- _Prompt_
Gather, from the data below, each line in which the word "situé" occurs.

Data entries:
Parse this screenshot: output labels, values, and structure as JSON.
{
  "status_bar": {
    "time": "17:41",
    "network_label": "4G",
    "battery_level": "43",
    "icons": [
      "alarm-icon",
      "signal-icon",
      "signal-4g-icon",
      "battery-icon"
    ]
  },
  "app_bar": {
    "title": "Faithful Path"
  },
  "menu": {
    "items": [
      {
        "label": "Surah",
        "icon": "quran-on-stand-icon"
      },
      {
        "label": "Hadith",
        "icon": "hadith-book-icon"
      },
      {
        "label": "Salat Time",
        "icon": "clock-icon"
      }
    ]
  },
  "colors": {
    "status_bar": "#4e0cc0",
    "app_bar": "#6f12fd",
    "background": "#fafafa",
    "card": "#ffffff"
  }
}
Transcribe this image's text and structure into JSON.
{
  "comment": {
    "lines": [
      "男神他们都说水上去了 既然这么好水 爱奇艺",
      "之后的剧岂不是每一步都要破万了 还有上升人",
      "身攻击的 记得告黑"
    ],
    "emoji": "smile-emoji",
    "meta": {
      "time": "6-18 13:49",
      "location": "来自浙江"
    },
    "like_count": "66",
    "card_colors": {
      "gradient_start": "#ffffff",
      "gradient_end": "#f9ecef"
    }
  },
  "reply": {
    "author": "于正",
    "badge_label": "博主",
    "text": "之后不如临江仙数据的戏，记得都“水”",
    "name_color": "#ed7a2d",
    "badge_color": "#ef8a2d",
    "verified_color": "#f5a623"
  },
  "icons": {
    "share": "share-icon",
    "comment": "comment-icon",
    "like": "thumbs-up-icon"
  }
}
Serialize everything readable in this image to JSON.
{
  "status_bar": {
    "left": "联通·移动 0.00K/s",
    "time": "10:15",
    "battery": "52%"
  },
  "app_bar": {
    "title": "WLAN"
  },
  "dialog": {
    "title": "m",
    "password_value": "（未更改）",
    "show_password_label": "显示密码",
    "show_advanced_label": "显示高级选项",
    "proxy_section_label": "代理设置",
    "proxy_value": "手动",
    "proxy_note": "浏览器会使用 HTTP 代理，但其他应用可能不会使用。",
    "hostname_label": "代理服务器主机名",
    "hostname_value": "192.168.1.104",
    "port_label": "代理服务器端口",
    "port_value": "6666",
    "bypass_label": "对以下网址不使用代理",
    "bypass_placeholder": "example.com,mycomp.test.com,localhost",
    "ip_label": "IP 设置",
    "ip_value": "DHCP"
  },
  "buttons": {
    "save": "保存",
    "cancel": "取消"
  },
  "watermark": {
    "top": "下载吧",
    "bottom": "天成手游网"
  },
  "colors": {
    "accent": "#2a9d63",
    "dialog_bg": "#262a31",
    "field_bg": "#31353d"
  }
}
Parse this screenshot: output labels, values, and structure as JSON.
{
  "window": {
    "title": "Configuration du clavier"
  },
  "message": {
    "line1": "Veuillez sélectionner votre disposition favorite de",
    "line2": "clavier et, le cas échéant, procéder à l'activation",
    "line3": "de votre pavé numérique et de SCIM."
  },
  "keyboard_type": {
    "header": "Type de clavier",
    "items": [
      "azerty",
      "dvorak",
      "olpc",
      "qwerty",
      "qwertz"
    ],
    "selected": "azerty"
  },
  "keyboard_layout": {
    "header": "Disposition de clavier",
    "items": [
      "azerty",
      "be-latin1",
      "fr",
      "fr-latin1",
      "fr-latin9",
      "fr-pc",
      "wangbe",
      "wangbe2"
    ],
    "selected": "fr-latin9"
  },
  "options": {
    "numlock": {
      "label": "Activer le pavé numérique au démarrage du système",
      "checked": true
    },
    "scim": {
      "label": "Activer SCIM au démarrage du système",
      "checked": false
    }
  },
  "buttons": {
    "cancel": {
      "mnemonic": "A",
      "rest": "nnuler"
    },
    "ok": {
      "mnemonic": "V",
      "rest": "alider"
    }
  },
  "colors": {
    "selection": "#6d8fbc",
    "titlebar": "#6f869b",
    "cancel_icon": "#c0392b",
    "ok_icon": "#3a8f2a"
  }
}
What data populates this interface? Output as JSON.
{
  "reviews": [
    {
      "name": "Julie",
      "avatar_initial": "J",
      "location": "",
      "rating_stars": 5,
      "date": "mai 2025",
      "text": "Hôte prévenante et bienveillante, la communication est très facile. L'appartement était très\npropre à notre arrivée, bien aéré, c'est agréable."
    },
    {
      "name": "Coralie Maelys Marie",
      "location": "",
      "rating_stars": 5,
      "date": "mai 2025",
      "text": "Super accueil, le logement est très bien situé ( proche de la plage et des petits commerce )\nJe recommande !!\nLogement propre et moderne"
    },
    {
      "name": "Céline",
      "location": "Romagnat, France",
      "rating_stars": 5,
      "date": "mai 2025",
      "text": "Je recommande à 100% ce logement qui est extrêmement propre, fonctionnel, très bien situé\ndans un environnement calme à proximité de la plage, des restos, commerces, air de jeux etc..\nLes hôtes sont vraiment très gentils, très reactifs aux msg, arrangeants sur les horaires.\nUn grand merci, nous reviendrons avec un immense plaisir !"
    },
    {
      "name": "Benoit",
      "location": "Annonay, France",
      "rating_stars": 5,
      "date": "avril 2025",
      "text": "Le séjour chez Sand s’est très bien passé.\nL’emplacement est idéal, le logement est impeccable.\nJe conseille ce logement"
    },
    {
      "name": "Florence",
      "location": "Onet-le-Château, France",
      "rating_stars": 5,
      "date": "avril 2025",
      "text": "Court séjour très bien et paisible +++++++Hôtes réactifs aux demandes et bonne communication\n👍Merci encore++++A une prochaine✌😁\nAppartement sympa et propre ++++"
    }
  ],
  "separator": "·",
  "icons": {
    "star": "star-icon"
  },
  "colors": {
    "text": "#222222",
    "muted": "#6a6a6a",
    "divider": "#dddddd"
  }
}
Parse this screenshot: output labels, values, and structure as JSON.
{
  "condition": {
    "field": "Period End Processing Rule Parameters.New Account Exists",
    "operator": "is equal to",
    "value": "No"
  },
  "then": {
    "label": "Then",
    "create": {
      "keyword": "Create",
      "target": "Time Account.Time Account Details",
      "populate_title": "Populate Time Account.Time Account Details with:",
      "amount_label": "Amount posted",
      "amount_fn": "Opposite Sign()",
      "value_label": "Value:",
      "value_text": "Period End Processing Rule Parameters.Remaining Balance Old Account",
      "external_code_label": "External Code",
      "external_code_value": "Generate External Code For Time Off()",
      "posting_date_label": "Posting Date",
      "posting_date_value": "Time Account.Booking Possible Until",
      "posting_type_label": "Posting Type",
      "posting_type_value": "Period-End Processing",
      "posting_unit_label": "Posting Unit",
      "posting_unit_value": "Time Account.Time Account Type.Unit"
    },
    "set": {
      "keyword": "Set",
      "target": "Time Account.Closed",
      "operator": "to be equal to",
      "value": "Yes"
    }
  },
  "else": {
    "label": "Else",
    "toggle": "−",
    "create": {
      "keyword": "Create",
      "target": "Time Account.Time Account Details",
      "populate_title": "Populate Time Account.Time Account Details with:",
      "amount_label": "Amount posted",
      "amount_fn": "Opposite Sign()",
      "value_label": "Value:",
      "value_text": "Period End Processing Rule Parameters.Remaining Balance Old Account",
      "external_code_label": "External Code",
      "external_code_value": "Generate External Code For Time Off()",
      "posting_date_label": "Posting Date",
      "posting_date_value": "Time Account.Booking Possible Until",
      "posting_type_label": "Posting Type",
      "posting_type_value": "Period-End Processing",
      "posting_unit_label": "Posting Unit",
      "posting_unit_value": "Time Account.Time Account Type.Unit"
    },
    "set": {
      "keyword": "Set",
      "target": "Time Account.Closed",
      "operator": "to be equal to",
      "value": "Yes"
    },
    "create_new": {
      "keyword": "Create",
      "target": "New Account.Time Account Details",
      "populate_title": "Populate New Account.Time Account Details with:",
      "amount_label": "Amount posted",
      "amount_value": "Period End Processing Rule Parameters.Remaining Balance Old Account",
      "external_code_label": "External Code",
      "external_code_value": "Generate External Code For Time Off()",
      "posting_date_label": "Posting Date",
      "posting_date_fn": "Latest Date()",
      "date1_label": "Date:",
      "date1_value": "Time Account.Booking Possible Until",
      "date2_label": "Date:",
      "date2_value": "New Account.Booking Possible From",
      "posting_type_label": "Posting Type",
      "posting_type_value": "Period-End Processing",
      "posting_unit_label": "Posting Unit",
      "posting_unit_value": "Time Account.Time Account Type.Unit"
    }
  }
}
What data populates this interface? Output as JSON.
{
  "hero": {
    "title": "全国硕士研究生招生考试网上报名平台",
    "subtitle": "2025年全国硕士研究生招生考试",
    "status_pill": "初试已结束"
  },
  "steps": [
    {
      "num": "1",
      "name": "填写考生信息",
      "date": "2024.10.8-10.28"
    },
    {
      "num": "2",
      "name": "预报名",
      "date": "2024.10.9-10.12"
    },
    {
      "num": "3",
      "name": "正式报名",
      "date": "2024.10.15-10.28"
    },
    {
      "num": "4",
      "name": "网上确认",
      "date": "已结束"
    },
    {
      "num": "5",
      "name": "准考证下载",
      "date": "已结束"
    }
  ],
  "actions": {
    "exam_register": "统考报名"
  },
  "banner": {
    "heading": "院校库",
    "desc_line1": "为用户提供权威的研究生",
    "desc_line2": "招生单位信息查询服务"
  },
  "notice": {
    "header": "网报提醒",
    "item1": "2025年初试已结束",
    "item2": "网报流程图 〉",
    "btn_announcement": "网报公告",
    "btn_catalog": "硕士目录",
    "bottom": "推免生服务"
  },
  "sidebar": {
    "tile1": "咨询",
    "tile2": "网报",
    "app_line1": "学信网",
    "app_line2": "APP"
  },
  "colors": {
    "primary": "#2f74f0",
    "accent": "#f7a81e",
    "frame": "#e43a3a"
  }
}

- _Output_
      "text": "Super accueil, le logement est très bien situé ( proche de la plage et des petits commerce )\nJe recommande !!\nLogement propre et moderne"
      "text": "Je recommande à 100% ce logement qui est extrêmement propre, fonctionnel, très bien situé\ndans un environnement calme à proximité de la plage, des restos, commerces, air de jeux etc..\nLes hôtes sont vraiment très gentils, très reactifs aux msg, arrangeants sur les horaires.\nUn grand merci, nous reviendrons avec un immense plaisir !"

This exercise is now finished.